--- begin LISTED RECORDS ---
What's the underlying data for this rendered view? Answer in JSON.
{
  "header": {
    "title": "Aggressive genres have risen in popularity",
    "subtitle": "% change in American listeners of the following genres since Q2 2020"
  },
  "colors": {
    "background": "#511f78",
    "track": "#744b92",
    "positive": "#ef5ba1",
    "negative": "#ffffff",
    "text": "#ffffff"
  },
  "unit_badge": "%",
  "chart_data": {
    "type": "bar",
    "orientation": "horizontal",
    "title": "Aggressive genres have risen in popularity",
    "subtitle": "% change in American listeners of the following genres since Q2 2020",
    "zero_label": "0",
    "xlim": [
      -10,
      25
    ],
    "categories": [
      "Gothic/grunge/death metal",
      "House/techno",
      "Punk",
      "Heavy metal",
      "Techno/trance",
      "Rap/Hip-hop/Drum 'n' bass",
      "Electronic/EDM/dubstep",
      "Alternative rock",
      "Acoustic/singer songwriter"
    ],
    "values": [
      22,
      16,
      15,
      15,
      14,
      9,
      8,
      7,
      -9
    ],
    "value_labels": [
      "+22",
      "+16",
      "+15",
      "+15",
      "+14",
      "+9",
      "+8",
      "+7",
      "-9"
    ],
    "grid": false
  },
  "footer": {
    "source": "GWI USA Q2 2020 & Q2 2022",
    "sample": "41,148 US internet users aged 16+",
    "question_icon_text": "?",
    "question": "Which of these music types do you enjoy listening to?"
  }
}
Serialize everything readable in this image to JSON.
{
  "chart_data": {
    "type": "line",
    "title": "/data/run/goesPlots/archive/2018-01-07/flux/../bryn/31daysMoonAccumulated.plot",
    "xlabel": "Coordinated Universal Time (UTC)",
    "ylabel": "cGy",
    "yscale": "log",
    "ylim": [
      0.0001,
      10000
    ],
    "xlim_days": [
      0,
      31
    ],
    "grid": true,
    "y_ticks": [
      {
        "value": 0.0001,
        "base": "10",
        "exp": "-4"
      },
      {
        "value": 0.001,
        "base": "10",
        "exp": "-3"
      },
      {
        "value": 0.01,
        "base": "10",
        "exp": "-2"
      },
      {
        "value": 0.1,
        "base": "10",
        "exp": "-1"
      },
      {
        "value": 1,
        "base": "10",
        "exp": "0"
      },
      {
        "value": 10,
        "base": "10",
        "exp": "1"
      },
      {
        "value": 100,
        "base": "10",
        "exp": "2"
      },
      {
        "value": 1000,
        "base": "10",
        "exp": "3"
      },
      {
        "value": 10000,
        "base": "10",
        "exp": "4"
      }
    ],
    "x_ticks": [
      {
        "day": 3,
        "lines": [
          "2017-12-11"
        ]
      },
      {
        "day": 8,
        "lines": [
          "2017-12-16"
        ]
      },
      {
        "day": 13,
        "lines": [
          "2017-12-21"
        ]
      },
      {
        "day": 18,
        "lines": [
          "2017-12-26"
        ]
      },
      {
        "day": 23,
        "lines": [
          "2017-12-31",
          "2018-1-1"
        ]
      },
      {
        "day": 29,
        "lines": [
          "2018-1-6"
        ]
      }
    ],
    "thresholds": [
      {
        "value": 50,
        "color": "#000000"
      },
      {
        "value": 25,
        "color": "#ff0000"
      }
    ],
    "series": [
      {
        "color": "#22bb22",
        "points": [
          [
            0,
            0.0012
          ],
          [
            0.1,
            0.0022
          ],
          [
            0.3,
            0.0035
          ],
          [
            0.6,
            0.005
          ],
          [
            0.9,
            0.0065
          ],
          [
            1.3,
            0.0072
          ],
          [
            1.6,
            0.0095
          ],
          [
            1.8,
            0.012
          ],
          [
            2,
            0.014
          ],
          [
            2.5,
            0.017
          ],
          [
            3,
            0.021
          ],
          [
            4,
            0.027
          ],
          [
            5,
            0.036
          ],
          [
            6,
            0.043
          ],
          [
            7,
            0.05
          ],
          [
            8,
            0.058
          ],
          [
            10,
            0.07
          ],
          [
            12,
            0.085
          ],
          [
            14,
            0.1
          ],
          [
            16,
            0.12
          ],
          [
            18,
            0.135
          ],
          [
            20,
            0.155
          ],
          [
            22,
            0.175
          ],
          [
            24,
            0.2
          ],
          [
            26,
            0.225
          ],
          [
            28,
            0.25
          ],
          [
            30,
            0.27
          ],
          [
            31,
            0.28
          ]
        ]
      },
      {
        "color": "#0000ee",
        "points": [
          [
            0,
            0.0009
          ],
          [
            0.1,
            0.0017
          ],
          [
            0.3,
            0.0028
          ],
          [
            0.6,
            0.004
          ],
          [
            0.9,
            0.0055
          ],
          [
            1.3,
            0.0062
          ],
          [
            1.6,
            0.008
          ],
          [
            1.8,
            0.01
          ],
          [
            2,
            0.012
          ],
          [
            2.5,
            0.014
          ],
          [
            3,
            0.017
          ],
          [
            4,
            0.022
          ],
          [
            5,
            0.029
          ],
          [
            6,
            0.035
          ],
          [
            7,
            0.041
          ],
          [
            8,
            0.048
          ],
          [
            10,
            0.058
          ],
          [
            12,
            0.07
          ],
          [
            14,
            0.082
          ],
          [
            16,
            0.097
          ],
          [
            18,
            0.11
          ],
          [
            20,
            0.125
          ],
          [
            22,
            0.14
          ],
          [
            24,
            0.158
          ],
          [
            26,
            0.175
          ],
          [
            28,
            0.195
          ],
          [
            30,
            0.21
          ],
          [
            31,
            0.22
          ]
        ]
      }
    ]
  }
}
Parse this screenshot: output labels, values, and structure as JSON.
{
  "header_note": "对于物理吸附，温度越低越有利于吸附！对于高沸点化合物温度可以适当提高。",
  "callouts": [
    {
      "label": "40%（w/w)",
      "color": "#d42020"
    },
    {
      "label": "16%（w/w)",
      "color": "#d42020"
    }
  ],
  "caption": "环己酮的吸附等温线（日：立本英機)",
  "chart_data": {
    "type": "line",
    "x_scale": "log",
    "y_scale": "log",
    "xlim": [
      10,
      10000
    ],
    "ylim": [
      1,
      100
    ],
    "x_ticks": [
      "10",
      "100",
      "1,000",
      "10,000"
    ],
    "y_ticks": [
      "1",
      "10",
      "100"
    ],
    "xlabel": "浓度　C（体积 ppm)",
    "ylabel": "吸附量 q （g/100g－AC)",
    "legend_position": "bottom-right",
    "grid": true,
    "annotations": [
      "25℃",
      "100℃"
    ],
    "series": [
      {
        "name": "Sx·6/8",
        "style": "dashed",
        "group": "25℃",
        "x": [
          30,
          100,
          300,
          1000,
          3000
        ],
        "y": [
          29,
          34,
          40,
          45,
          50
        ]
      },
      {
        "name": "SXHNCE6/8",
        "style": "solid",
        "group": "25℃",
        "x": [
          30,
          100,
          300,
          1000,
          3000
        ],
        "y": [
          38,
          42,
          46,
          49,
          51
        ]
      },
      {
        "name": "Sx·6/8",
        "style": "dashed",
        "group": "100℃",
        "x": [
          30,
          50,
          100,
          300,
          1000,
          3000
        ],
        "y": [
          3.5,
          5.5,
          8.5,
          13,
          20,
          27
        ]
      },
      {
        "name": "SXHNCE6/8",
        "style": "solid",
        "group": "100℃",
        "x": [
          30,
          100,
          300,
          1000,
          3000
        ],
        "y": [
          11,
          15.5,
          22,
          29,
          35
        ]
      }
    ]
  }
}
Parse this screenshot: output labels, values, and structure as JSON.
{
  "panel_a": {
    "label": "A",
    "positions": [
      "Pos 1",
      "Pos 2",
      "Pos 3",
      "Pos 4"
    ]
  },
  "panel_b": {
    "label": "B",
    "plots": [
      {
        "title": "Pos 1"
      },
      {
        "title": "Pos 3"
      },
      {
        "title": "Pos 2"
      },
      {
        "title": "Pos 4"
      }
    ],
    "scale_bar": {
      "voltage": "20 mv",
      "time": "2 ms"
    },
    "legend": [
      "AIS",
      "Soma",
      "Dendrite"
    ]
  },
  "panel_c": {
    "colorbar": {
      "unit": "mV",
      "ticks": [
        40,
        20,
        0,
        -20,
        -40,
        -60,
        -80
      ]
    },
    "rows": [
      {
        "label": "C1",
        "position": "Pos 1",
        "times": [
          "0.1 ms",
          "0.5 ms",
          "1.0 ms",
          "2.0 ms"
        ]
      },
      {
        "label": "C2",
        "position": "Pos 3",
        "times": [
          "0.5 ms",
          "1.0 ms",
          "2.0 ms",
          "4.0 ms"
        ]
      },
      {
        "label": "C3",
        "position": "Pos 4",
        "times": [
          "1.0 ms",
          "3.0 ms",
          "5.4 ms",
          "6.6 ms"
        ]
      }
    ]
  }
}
--- end LISTED RECORDS ---
### TASK OBJECTIVE
Only the number is wanted: how many lines above include the word "change"?

### SOLUTION TO THE PROBLEM
2